▶ Given instruction
Reproduce each of the lines below word for word, with nothing left out or altered.

▶ Extracted entries
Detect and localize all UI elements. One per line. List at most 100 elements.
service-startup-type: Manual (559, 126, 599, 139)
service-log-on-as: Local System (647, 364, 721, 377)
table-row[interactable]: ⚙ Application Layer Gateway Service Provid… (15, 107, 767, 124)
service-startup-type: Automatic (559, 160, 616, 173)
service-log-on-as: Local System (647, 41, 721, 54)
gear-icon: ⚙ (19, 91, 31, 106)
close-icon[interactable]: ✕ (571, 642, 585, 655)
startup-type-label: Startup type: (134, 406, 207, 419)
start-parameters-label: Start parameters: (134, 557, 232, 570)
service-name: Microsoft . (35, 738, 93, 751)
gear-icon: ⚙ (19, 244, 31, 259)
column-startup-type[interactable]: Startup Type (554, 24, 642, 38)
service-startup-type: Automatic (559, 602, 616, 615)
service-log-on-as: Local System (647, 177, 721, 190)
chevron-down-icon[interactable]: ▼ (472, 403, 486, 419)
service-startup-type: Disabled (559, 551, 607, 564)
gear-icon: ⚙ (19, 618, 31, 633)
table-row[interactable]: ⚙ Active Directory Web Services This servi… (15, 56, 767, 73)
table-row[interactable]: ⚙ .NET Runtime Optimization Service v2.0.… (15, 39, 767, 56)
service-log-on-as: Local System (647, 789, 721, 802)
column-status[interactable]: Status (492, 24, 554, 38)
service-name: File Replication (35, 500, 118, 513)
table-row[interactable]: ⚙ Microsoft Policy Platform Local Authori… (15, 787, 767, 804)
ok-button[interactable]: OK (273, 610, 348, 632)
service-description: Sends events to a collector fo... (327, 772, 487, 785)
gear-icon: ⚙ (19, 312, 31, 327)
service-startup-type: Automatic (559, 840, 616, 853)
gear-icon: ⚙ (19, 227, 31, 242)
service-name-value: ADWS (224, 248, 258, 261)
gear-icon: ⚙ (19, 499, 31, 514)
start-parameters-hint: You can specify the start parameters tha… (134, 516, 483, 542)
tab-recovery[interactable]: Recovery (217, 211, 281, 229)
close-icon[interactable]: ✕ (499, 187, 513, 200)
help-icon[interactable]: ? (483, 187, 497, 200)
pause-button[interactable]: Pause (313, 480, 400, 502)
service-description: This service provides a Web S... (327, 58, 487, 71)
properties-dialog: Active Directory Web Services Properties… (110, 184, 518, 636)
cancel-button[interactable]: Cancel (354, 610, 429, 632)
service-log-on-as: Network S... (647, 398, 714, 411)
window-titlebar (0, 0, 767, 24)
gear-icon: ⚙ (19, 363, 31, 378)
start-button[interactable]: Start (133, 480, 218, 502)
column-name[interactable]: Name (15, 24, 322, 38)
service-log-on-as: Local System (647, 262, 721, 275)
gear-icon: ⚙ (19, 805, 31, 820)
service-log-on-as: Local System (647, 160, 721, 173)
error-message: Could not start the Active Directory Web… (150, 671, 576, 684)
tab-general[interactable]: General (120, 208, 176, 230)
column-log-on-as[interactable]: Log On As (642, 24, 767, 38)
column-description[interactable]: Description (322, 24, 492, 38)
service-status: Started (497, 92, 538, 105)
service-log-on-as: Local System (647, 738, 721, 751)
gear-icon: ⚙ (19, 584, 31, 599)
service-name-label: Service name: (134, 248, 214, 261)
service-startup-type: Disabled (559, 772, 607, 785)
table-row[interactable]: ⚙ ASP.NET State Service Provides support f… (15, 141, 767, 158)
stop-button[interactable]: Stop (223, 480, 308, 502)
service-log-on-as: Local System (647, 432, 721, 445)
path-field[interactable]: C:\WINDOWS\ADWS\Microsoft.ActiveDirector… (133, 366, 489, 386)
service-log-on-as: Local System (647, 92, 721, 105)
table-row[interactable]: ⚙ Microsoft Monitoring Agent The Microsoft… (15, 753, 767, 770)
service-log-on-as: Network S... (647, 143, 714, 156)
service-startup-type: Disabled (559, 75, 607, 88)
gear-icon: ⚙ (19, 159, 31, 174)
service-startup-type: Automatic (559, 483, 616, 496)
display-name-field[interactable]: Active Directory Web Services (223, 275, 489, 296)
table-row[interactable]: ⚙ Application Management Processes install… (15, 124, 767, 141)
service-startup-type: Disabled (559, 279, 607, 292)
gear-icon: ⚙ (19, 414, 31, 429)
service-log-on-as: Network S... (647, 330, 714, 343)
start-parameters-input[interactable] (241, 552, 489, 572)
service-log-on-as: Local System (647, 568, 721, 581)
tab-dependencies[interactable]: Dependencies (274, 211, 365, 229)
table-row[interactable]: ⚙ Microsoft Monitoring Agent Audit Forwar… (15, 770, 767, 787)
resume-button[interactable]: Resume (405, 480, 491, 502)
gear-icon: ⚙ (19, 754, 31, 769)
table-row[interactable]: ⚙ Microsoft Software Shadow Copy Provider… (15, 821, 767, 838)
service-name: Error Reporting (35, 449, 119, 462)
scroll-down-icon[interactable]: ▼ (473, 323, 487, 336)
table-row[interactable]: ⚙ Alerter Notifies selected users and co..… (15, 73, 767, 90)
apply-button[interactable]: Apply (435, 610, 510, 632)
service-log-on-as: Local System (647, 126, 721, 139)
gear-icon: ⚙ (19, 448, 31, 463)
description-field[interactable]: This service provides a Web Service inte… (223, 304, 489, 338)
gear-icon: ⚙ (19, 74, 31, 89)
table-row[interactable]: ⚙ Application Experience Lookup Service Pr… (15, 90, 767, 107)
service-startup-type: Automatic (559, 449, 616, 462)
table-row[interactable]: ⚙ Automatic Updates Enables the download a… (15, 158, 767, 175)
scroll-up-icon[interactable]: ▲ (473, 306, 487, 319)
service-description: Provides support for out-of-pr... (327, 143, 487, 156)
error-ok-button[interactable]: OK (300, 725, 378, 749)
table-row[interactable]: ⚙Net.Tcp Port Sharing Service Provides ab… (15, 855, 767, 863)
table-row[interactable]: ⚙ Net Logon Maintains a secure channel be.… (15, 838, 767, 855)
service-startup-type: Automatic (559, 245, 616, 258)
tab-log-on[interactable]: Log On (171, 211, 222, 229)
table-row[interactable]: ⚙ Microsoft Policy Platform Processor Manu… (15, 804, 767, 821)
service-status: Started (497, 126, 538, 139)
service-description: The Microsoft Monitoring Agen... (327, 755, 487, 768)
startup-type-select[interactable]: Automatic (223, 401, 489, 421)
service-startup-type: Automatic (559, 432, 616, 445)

▶ Exercise solution
Detect and localize all UI elements. One per line. List at most 100 elements.
service-startup-type: Manual (559, 126, 599, 139)
service-log-on-as: Local System (647, 364, 721, 377)
table-row[interactable]: ⚙ Application Layer Gateway Service Provid… (15, 107, 767, 124)
service-startup-type: Automatic (559, 160, 616, 173)
service-log-on-as: Local System (647, 41, 721, 54)
gear-icon: ⚙ (19, 91, 31, 106)
close-icon[interactable]: ✕ (571, 642, 585, 655)
startup-type-label: Startup type: (134, 406, 207, 419)
start-parameters-label: Start parameters: (134, 557, 232, 570)
service-name: Microsoft . (35, 738, 93, 751)
gear-icon: ⚙ (19, 244, 31, 259)
column-startup-type[interactable]: Startup Type (554, 24, 642, 38)
service-startup-type: Automatic (559, 602, 616, 615)
service-log-on-as: Local System (647, 177, 721, 190)
chevron-down-icon[interactable]: ▼ (472, 403, 486, 419)
service-startup-type: Disabled (559, 551, 607, 564)
gear-icon: ⚙ (19, 618, 31, 633)
table-row[interactable]: ⚙ Active Directory Web Services This servi… (15, 56, 767, 73)
table-row[interactable]: ⚙ .NET Runtime Optimization Service v2.0.… (15, 39, 767, 56)
service-log-on-as: Local System (647, 789, 721, 802)
column-status[interactable]: Status (492, 24, 554, 38)
service-name: File Replication (35, 500, 118, 513)
table-row[interactable]: ⚙ Microsoft Policy Platform Local Authori… (15, 787, 767, 804)
ok-button[interactable]: OK (273, 610, 348, 632)
service-description: Sends events to a collector fo... (327, 772, 487, 785)
gear-icon: ⚙ (19, 312, 31, 327)
service-startup-type: Automatic (559, 840, 616, 853)
gear-icon: ⚙ (19, 227, 31, 242)
service-name-value: ADWS (224, 248, 258, 261)
gear-icon: ⚙ (19, 499, 31, 514)
start-parameters-hint: You can specify the start parameters tha… (134, 516, 483, 542)
tab-recovery[interactable]: Recovery (217, 211, 281, 229)
close-icon[interactable]: ✕ (499, 187, 513, 200)
help-icon[interactable]: ? (483, 187, 497, 200)
pause-button[interactable]: Pause (313, 480, 400, 502)
service-description: This service provides a Web S... (327, 58, 487, 71)
properties-dialog: Active Directory Web Services Properties… (110, 184, 518, 636)
cancel-button[interactable]: Cancel (354, 610, 429, 632)
service-log-on-as: Network S... (647, 398, 714, 411)
window-titlebar (0, 0, 767, 24)
gear-icon: ⚙ (19, 363, 31, 378)
start-button[interactable]: Start (133, 480, 218, 502)
column-name[interactable]: Name (15, 24, 322, 38)
service-log-on-as: Local System (647, 262, 721, 275)
gear-icon: ⚙ (19, 805, 31, 820)
service-log-on-as: Local System (647, 160, 721, 173)
error-message: Could not start the Active Directory Web… (150, 671, 576, 684)
tab-general[interactable]: General (120, 208, 176, 230)
column-log-on-as[interactable]: Log On As (642, 24, 767, 38)
column-description[interactable]: Description (322, 24, 492, 38)
service-status: Started (497, 92, 538, 105)
service-log-on-as: Local System (647, 738, 721, 751)
gear-icon: ⚙ (19, 584, 31, 599)
service-name-label: Service name: (134, 248, 214, 261)
service-startup-type: Disabled (559, 772, 607, 785)
table-row[interactable]: ⚙ ASP.NET State Service Provides support f… (15, 141, 767, 158)
stop-button[interactable]: Stop (223, 480, 308, 502)
service-log-on-as: Local System (647, 432, 721, 445)
path-field[interactable]: C:\WINDOWS\ADWS\Microsoft.ActiveDirector… (133, 366, 489, 386)
service-log-on-as: Local System (647, 92, 721, 105)
table-row[interactable]: ⚙ Microsoft Monitoring Agent The Microsoft… (15, 753, 767, 770)
service-log-on-as: Network S... (647, 143, 714, 156)
service-startup-type: Disabled (559, 75, 607, 88)
gear-icon: ⚙ (19, 159, 31, 174)
service-startup-type: Automatic (559, 483, 616, 496)
display-name-field[interactable]: Active Directory Web Services (223, 275, 489, 296)
table-row[interactable]: ⚙ Application Management Processes install… (15, 124, 767, 141)
service-startup-type: Disabled (559, 279, 607, 292)
gear-icon: ⚙ (19, 414, 31, 429)
service-log-on-as: Network S... (647, 330, 714, 343)
start-parameters-input[interactable] (241, 552, 489, 572)
service-log-on-as: Local System (647, 568, 721, 581)
tab-dependencies[interactable]: Dependencies (274, 211, 365, 229)
table-row[interactable]: ⚙ Microsoft Monitoring Agent Audit Forwar… (15, 770, 767, 787)
resume-button[interactable]: Resume (405, 480, 491, 502)
gear-icon: ⚙ (19, 754, 31, 769)
table-row[interactable]: ⚙ Microsoft Software Shadow Copy Provider… (15, 821, 767, 838)
service-name: Error Reporting (35, 449, 119, 462)
scroll-down-icon[interactable]: ▼ (473, 323, 487, 336)
table-row[interactable]: ⚙ Alerter Notifies selected users and co..… (15, 73, 767, 90)
apply-button[interactable]: Apply (435, 610, 510, 632)
service-log-on-as: Local System (647, 126, 721, 139)
gear-icon: ⚙ (19, 448, 31, 463)
description-field[interactable]: This service provides a Web Service inte… (223, 304, 489, 338)
gear-icon: ⚙ (19, 74, 31, 89)
table-row[interactable]: ⚙ Application Experience Lookup Service Pr… (15, 90, 767, 107)
service-startup-type: Automatic (559, 449, 616, 462)
table-row[interactable]: ⚙ Automatic Updates Enables the download a… (15, 158, 767, 175)
scroll-up-icon[interactable]: ▲ (473, 306, 487, 319)
service-description: Provides support for out-of-pr... (327, 143, 487, 156)
error-ok-button[interactable]: OK (300, 725, 378, 749)
table-row[interactable]: ⚙Net.Tcp Port Sharing Service Provides ab… (15, 855, 767, 863)
table-row[interactable]: ⚙ Net Logon Maintains a secure channel be.… (15, 838, 767, 855)
service-startup-type: Automatic (559, 245, 616, 258)
tab-log-on[interactable]: Log On (171, 211, 222, 229)
table-row[interactable]: ⚙ Microsoft Policy Platform Processor Manu… (15, 804, 767, 821)
service-status: Started (497, 126, 538, 139)
service-description: The Microsoft Monitoring Agen... (327, 755, 487, 768)
startup-type-select[interactable]: Automatic (223, 401, 489, 421)
service-startup-type: Automatic (559, 432, 616, 445)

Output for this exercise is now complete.